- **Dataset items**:
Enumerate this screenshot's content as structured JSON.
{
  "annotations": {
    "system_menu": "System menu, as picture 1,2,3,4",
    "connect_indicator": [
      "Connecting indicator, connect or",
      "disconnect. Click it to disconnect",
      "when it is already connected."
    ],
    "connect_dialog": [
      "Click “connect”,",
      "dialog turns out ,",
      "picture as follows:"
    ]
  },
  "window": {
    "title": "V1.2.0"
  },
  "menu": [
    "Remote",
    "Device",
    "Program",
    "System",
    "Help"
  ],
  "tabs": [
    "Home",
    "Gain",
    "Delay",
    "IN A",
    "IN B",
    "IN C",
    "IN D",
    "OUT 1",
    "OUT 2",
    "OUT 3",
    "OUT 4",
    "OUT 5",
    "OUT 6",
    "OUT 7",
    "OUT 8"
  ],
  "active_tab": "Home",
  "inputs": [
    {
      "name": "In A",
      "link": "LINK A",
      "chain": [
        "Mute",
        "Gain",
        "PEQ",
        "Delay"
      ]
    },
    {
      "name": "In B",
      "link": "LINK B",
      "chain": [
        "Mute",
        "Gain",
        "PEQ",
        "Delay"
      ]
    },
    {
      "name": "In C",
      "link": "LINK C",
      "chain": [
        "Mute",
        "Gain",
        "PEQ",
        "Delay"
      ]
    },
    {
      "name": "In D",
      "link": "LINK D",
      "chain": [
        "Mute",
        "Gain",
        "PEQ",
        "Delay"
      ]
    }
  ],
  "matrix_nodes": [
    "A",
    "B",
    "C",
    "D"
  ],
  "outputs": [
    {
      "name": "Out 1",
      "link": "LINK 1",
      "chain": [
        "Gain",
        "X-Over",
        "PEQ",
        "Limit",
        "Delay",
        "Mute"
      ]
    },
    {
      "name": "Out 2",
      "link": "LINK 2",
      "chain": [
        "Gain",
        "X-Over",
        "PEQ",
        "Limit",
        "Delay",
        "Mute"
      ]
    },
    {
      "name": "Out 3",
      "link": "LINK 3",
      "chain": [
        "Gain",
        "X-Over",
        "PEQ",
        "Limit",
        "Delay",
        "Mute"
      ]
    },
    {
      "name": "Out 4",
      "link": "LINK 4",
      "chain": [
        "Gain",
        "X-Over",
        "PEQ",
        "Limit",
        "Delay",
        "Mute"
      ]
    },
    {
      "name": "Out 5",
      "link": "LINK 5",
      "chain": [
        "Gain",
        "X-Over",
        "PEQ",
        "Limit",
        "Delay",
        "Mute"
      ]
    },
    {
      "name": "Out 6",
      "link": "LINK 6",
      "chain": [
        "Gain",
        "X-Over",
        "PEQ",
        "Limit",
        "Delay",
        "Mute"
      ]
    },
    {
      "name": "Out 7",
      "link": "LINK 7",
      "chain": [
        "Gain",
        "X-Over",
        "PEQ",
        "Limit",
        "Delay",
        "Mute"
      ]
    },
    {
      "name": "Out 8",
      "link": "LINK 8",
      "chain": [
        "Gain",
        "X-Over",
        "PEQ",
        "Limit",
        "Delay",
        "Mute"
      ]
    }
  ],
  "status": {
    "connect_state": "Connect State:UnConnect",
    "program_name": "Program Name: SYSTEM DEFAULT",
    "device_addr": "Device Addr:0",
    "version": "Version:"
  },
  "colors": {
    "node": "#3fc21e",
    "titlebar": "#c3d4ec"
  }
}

...

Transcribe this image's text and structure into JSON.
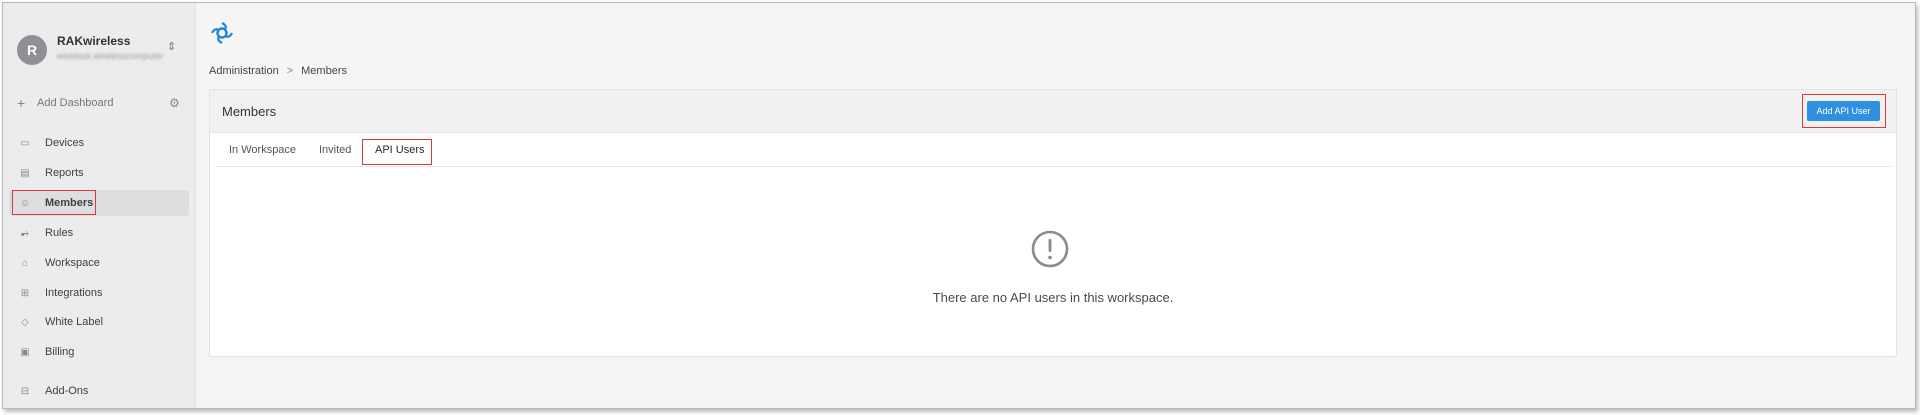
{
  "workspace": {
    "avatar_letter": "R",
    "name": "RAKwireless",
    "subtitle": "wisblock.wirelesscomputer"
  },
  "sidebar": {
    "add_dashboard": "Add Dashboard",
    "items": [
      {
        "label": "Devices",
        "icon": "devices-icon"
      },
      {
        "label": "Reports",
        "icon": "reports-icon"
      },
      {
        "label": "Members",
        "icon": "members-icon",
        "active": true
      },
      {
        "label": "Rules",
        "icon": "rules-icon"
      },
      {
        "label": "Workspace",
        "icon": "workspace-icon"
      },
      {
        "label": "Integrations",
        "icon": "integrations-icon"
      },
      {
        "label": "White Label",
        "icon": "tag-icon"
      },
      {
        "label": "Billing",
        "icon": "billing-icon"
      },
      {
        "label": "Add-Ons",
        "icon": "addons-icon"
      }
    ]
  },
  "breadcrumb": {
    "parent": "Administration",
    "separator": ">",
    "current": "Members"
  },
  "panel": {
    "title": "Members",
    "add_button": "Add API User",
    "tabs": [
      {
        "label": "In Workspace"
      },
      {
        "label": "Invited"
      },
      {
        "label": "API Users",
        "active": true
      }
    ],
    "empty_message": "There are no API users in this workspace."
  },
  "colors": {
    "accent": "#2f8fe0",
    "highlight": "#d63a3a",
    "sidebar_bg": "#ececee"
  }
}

==

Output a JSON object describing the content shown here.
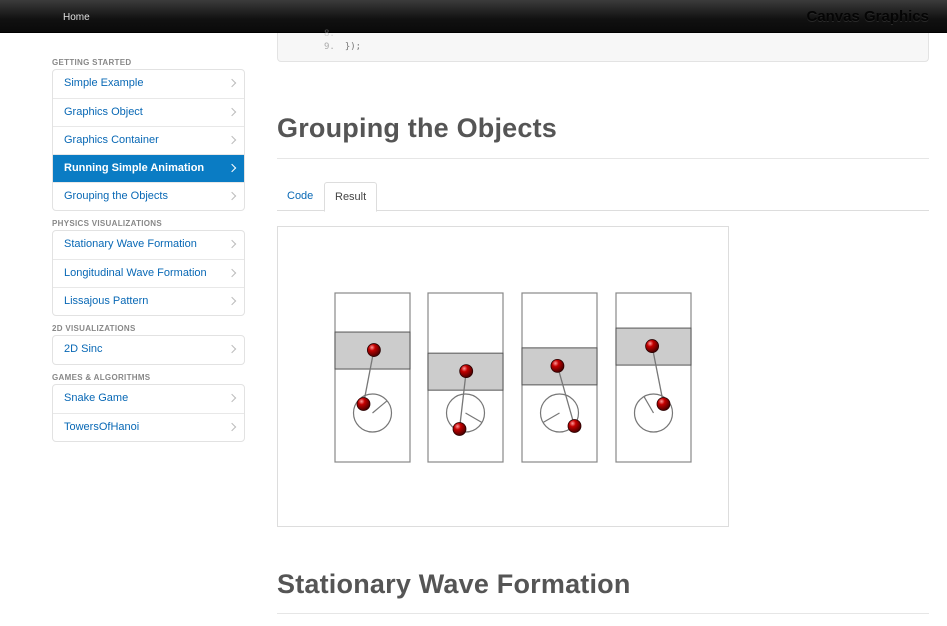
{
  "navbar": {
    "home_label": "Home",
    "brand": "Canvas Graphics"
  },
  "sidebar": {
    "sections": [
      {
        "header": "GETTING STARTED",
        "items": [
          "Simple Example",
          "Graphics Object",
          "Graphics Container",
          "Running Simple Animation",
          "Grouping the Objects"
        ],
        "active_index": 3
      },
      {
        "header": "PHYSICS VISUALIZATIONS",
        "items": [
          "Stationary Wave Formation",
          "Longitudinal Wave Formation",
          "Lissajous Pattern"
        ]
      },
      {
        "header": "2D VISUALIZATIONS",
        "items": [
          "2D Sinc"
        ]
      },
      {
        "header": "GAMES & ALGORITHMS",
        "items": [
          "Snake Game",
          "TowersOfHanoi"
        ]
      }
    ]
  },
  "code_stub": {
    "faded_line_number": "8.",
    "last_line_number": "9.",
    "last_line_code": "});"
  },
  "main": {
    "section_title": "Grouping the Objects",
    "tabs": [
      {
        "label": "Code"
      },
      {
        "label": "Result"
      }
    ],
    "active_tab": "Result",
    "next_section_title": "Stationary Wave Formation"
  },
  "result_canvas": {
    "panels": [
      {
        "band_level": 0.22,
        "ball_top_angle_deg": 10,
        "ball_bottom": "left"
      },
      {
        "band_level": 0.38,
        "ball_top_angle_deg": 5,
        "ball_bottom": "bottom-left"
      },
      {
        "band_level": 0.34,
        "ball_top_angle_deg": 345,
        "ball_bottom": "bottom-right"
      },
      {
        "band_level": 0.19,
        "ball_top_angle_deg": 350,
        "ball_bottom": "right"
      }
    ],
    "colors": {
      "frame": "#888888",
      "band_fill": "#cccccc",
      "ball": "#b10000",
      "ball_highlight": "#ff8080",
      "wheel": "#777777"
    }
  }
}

- **Set exercise**:
List each line of the entries that holds the string "Program".

- **Answer to the exercise**:
    "Program",
    "program_name": "Program Name: SYSTEM DEFAULT",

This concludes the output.